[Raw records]
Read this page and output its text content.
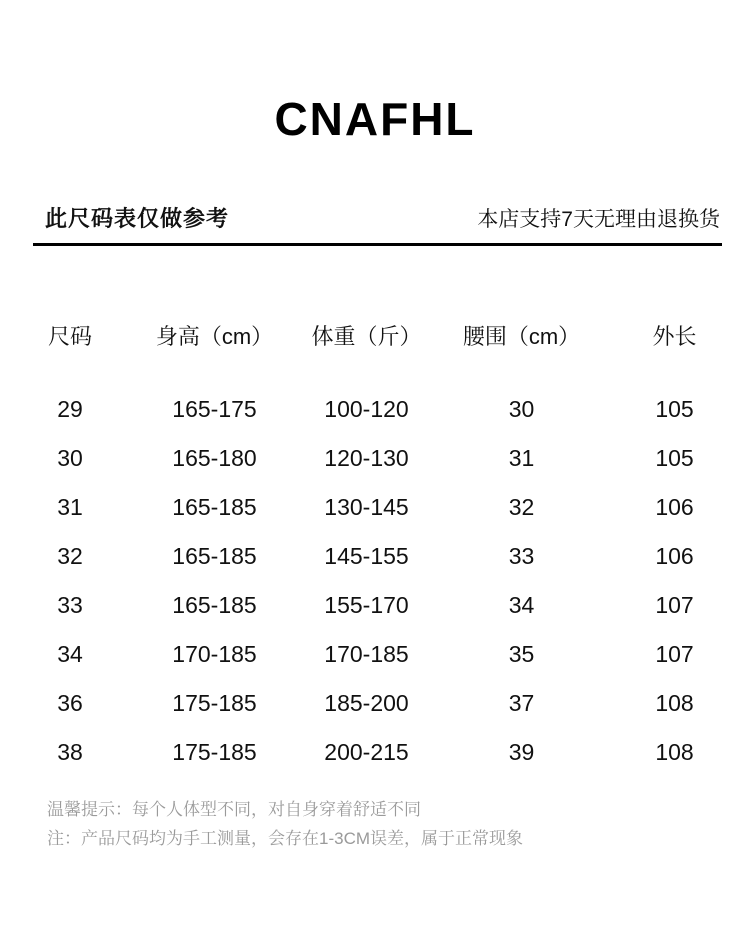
CNAFHL
此尺码表仅做参考	本店支持7天无理由退换货
尺码	身高（cm）	体重（斤）	腰围（cm）	外长
29	165-175	100-120	30	105
30	165-180	120-130	31	105
31	165-185	130-145	32	106
32	165-185	145-155	33	106
33	165-185	155-170	34	107
34	170-185	170-185	35	107
36	175-185	185-200	37	108
38	175-185	200-215	39	108
温馨提示：每个人体型不同，对自身穿着舒适不同
注：产品尺码均为手工测量，会存在1-3CM误差，属于正常现象
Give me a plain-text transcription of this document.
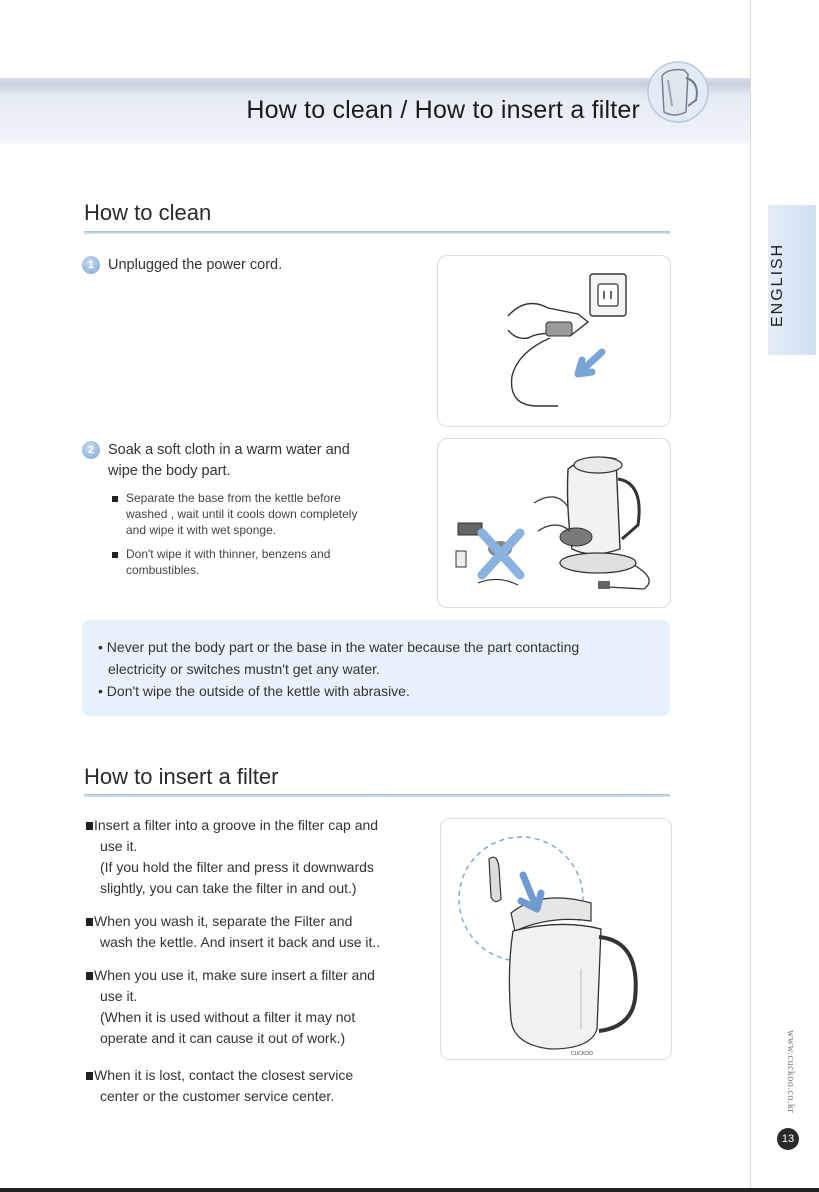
How to clean / How to insert a filter
ENGLISH
www.cuckoo.co.kr
13
How to clean
1 Unplugged the power cord.
2 Soak a soft cloth in a warm water and
wipe the body part.
Separate the base from the kettle before
washed , wait until it cools down completely
and wipe it with wet sponge.
Don't wipe it with thinner, benzens and
combustibles.
• Never put the body part or the base in the water because the part contacting
electricity or switches mustn't get any water.
• Don't wipe the outside of the kettle with abrasive.
How to insert a filter
Insert a filter into a groove in the filter cap and
use it.
(If you hold the filter and press it downwards
slightly, you can take the filter in and out.)
When you wash it, separate the Filter and
wash the kettle. And insert it back and use it..
When you use it, make sure insert a filter and
use it.
(When it is used without a filter it may not
operate and it can cause it out of work.)
When it is lost, contact the closest service
center or the customer service center.
CUCKOO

== What to work on ==
From the material above, copy each line that includes the word "water".

== Result ==
2 Soak a soft cloth in a warm water and
• Never put the body part or the base in the water because the part contacting
electricity or switches mustn't get any water.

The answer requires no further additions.